## THE DATA
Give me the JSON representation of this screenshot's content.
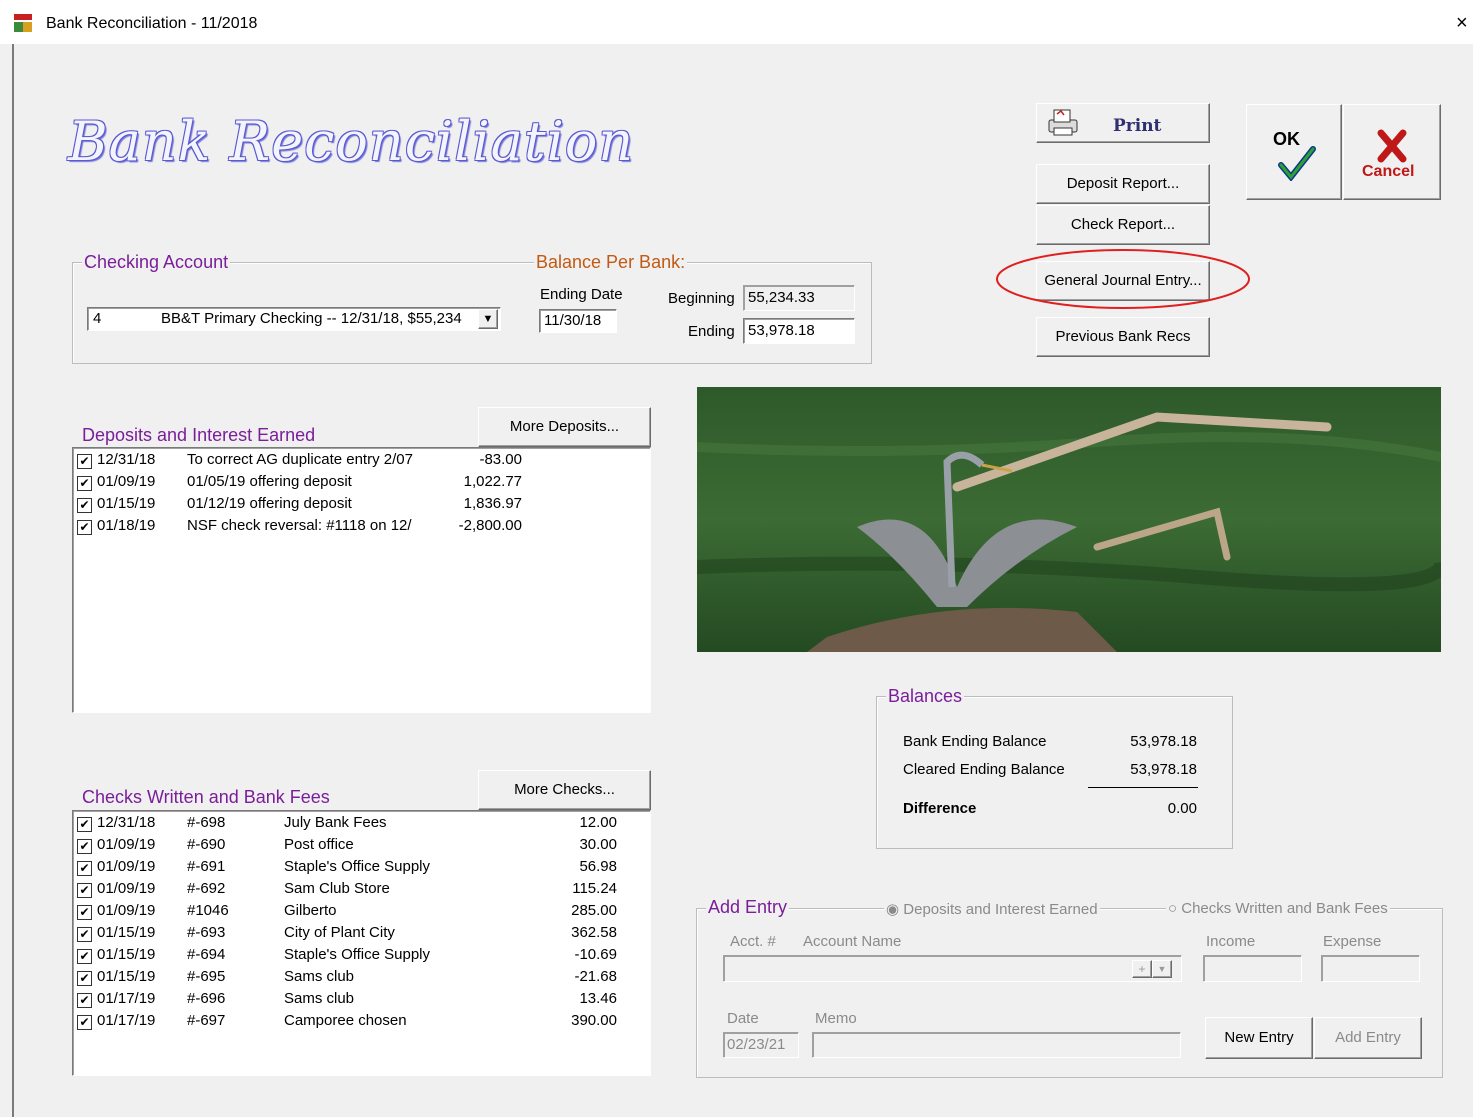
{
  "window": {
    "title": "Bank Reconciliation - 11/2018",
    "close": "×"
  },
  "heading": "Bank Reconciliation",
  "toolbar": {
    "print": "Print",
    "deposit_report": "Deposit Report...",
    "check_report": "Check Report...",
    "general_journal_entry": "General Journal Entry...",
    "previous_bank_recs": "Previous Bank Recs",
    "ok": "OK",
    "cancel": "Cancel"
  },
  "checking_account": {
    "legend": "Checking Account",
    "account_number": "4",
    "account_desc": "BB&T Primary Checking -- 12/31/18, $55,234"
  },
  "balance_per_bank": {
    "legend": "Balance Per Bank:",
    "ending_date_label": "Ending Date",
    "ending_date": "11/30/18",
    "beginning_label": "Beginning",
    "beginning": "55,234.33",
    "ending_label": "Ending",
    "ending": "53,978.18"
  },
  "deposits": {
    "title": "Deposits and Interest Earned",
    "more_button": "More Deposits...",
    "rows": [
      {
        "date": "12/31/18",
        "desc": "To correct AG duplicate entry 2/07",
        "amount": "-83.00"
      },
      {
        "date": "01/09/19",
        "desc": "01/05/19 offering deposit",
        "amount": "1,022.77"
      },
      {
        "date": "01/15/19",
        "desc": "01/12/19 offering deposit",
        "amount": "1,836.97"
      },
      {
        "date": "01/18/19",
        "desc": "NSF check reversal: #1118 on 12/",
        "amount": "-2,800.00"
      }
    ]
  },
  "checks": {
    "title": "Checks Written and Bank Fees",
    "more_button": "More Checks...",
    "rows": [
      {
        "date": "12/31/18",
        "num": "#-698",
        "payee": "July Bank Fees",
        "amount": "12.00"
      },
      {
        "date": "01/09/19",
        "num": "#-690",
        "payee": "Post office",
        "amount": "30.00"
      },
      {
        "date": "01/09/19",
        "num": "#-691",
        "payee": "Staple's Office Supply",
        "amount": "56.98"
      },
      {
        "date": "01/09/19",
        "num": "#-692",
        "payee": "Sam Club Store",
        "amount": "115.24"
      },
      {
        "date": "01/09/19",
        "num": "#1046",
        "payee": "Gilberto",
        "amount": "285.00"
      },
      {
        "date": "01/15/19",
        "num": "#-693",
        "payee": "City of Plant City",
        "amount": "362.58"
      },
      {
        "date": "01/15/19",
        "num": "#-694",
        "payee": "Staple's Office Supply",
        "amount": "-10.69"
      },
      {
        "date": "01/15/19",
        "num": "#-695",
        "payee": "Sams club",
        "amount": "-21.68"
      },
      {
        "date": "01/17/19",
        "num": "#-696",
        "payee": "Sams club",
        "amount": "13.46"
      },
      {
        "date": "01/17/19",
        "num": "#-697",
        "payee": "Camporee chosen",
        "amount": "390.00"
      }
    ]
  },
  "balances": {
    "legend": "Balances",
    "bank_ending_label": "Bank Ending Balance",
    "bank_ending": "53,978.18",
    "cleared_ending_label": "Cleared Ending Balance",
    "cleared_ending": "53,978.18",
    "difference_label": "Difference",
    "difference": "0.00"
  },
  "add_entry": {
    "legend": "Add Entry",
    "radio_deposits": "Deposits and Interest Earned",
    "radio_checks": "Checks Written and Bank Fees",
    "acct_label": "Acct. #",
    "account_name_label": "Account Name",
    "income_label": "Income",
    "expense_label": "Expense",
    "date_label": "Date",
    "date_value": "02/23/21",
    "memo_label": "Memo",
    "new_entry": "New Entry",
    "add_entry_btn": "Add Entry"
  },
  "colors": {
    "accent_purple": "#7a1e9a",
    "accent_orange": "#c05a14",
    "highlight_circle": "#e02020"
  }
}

## SET EXERCISE
Search the data for the word "Reconciliation" and copy each line where it appears.

## THE ANSWER
    "title": "Bank Reconciliation - 11/2018",
  "heading": "Bank Reconciliation",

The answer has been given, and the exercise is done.